--- INSTRUCTION ---
Work out the number of lines containing "February". Give that number alone.

--- INFORMATION SHOWN ---
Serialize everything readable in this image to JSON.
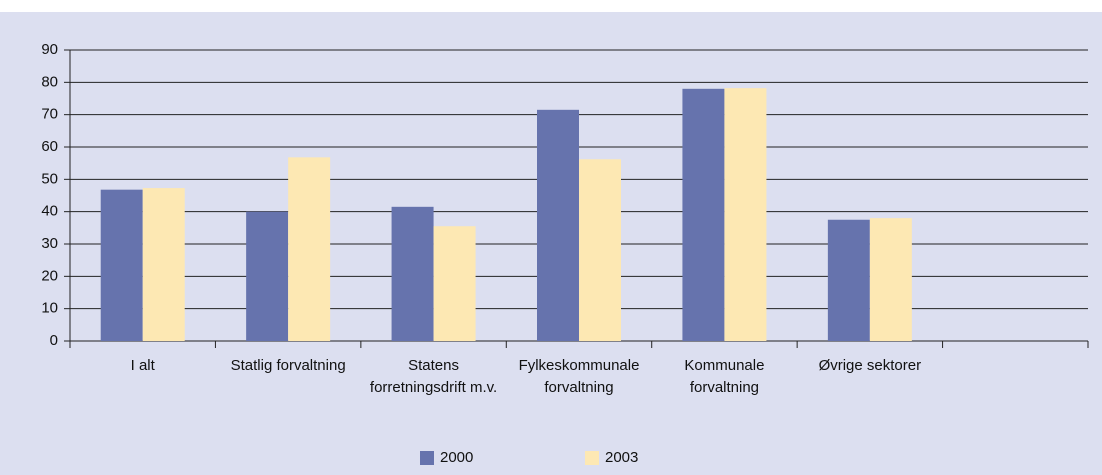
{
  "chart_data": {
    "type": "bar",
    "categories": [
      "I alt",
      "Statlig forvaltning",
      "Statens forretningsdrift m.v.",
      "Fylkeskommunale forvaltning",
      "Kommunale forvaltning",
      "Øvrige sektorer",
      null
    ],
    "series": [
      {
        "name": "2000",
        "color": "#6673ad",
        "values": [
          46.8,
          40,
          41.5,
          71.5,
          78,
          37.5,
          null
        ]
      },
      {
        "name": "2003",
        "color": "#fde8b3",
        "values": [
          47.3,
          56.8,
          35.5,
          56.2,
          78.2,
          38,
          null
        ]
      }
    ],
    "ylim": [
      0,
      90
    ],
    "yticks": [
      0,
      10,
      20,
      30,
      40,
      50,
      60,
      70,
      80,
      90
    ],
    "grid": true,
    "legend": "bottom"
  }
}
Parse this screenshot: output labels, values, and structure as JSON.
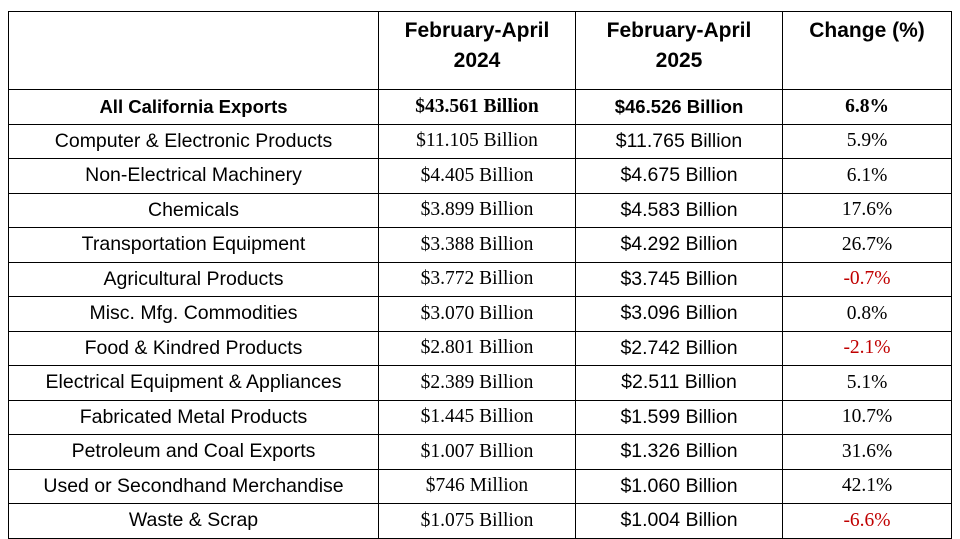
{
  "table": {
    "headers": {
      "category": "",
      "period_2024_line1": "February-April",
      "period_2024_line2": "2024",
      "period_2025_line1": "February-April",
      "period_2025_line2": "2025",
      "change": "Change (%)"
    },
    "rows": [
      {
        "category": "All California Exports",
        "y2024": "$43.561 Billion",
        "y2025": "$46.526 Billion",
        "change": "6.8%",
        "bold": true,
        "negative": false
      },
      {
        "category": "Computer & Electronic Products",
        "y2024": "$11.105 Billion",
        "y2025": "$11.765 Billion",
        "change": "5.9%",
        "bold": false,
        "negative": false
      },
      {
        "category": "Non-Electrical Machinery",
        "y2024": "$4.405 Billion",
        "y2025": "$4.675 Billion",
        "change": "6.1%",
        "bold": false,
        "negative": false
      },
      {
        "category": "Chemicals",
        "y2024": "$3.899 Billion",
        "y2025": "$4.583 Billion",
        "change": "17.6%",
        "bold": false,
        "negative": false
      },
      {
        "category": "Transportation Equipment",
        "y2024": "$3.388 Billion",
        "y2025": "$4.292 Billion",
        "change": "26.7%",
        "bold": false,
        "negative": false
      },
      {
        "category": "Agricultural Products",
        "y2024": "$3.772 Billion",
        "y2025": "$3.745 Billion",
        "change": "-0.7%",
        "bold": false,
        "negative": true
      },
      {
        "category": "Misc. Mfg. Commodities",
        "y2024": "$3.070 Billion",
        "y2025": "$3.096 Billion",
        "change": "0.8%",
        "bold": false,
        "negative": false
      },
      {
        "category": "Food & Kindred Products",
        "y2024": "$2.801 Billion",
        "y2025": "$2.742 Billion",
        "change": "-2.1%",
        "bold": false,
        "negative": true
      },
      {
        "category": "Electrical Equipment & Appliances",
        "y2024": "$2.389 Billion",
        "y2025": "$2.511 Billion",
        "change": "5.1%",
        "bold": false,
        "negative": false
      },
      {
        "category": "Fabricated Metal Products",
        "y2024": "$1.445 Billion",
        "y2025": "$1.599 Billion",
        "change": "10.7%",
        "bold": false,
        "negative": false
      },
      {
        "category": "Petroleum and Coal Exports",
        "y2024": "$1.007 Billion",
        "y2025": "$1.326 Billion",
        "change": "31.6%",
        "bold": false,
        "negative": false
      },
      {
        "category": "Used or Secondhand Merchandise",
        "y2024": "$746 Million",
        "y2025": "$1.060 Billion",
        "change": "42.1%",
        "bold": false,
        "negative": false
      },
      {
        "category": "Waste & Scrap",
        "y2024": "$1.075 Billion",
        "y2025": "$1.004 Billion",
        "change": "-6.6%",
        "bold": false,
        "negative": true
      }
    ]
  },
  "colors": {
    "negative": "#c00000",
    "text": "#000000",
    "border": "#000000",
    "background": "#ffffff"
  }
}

--- SOLUTION TO THIS TASK ---
2